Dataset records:
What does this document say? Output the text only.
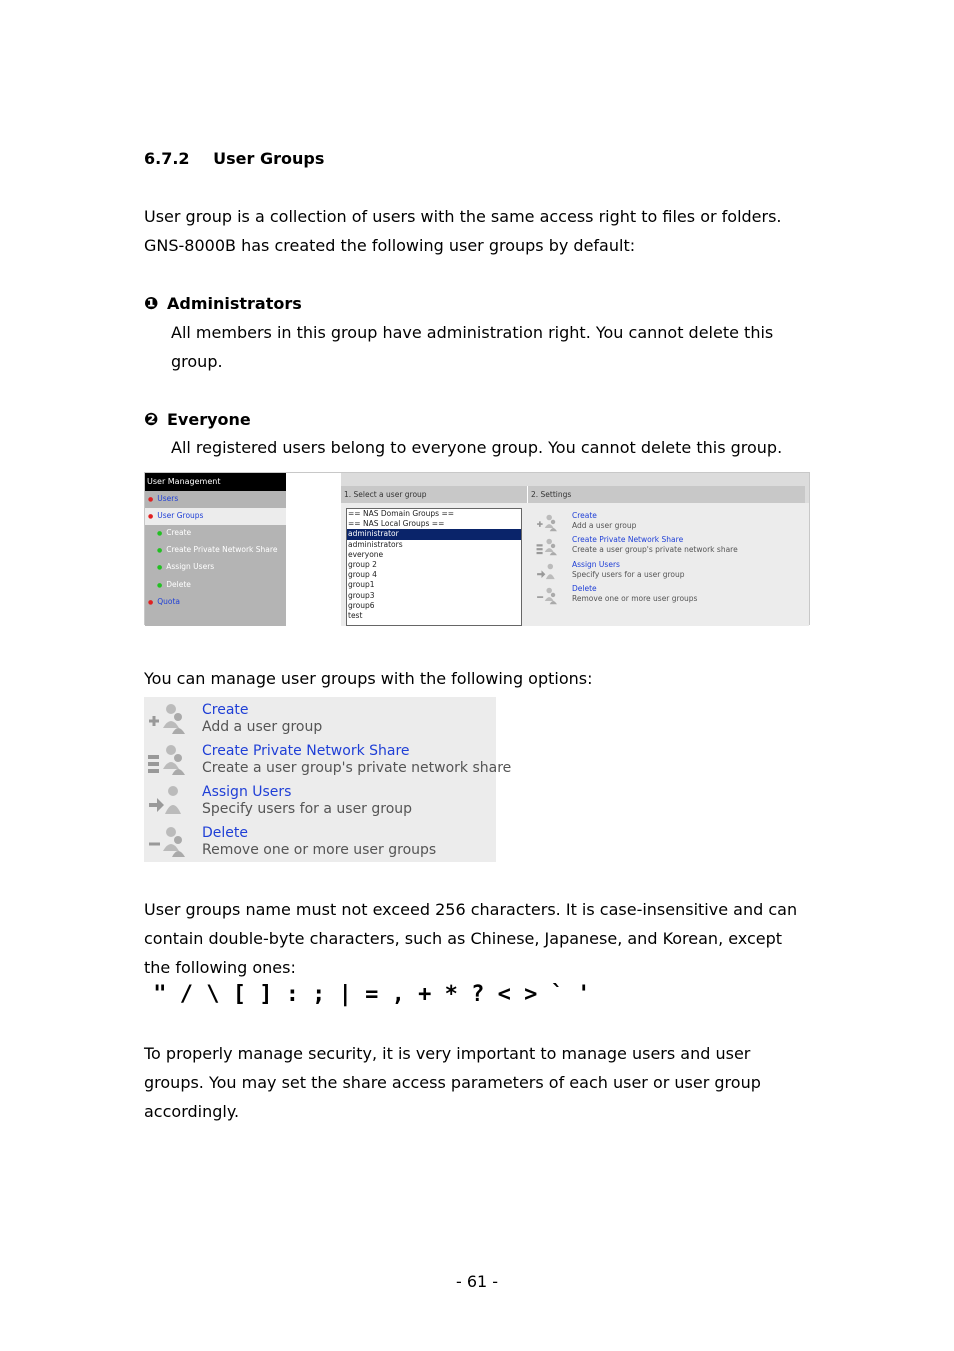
6.7.2 User Groups
User group is a collection of users with the same access right to files or folders.
GNS-8000B has created the following user groups by default:
❶ Administrators
All members in this group have administration right. You cannot delete this
group.
❷ Everyone
All registered users belong to everyone group. You cannot delete this group.
User Management
● Users
● User Groups
● Create
● Create Private Network Share
● Assign Users
● Delete
● Quota
1. Select a user group	2. Settings
== NAS Domain Groups ==
== NAS Local Groups ==
administrator
administrators
everyone
group 2
group 4
group1
group3
group6
test
Create
Add a user group
Create Private Network Share
Create a user group's private network share
Assign Users
Specify users for a user group
Delete
Remove one or more user groups
You can manage user groups with the following options:
Create
Add a user group
Create Private Network Share
Create a user group's private network share
Assign Users
Specify users for a user group
Delete
Remove one or more user groups
User groups name must not exceed 256 characters. It is case-insensitive and can
contain double-byte characters, such as Chinese, Japanese, and Korean, except
the following ones:
" / \ [ ] : ; | = , + * ? < > ` '
To properly manage security, it is very important to manage users and user
groups. You may set the share access parameters of each user or user group
accordingly.
- 61 -
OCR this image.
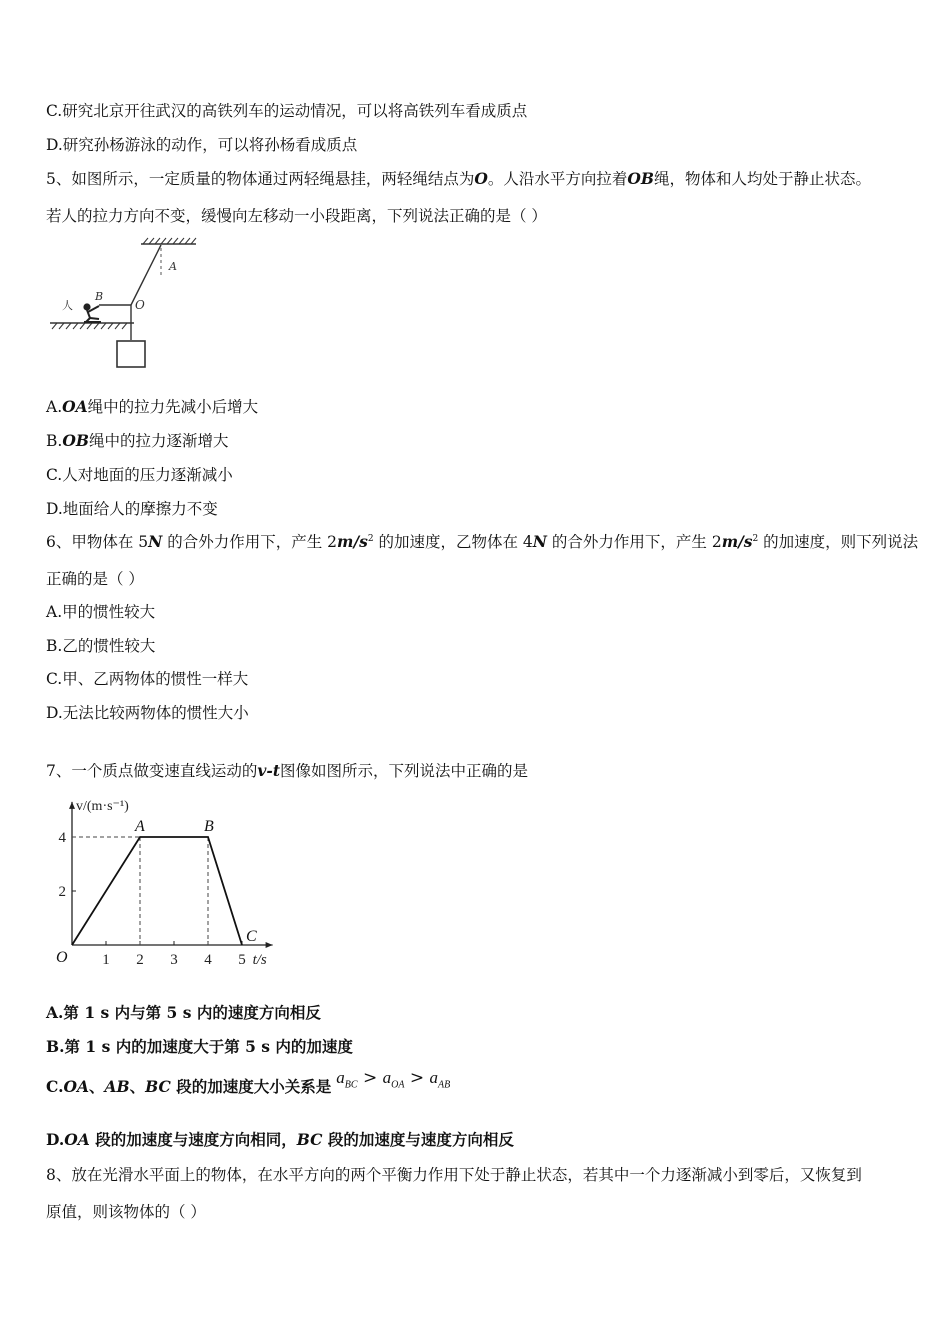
C.研究北京开往武汉的高铁列车的运动情况，可以将高铁列车看成质点

D.研究孙杨游泳的动作，可以将孙杨看成质点

5、如图所示，一定质量的物体通过两轻绳悬挂，两轻绳结点为O。人沿水平方向拉着OB绳，物体和人均处于静止状态。

若人的拉力方向不变，缓慢向左移动一小段距离，下列说法正确的是（ ）

A
O
B
人

A.OA绳中的拉力先减小后增大

B.OB绳中的拉力逐渐增大

C.人对地面的压力逐渐减小

D.地面给人的摩擦力不变

6、甲物体在 5N 的合外力作用下，产生 $2m/s^2$ 的加速度，乙物体在 4N 的合外力作用下，产生 $2m/s^2$ 的加速度，则下列说法

正确的是（ ）

A.甲的惯性较大

B.乙的惯性较大

C.甲、乙两物体的惯性一样大

D.无法比较两物体的惯性大小

7、一个质点做变速直线运动的v-t图像如图所示，下列说法中正确的是

v/(m·s⁻¹)
t/s
1 2 3 4 5
2
4
O
A	B
C

A.第 1 s 内与第 5 s 内的速度方向相反

B.第 1 s 内的加速度大于第 5 s 内的加速度

C.OA、AB、BC 段的加速度大小关系是 $a_{BC} > a_{OA} > a_{AB}$

D.OA 段的加速度与速度方向相同，BC 段的加速度与速度方向相反

8、放在光滑水平面上的物体，在水平方向的两个平衡力作用下处于静止状态，若其中一个力逐渐减小到零后，又恢复到

原值，则该物体的（ ）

■ Task to complete:
From the line containing "OCR this image." down to the last line of the entries above, copy each line exactly and nothing more. Leave pictures out.

■ Response to the task:
OCR this image.
C.研究北京开往武汉的高铁列车的运动情况，可以将高铁列车看成质点

D.研究孙杨游泳的动作，可以将孙杨看成质点

5、如图所示，一定质量的物体通过两轻绳悬挂，两轻绳结点为O。人沿水平方向拉着OB绳，物体和人均处于静止状态。

若人的拉力方向不变，缓慢向左移动一小段距离，下列说法正确的是（ ）

A
O
B
人

A.OA绳中的拉力先减小后增大

B.OB绳中的拉力逐渐增大

C.人对地面的压力逐渐减小

D.地面给人的摩擦力不变

6、甲物体在 5N 的合外力作用下，产生 $2m/s^2$ 的加速度，乙物体在 4N 的合外力作用下，产生 $2m/s^2$ 的加速度，则下列说法

正确的是（ ）

A.甲的惯性较大

B.乙的惯性较大

C.甲、乙两物体的惯性一样大

D.无法比较两物体的惯性大小

7、一个质点做变速直线运动的v-t图像如图所示，下列说法中正确的是

v/(m·s⁻¹)
t/s
1 2 3 4 5
2
4
O
A	B
C

A.第 1 s 内与第 5 s 内的速度方向相反

B.第 1 s 内的加速度大于第 5 s 内的加速度

C.OA、AB、BC 段的加速度大小关系是 $a_{BC} > a_{OA} > a_{AB}$

D.OA 段的加速度与速度方向相同，BC 段的加速度与速度方向相反

8、放在光滑水平面上的物体，在水平方向的两个平衡力作用下处于静止状态，若其中一个力逐渐减小到零后，又恢复到

原值，则该物体的（ ）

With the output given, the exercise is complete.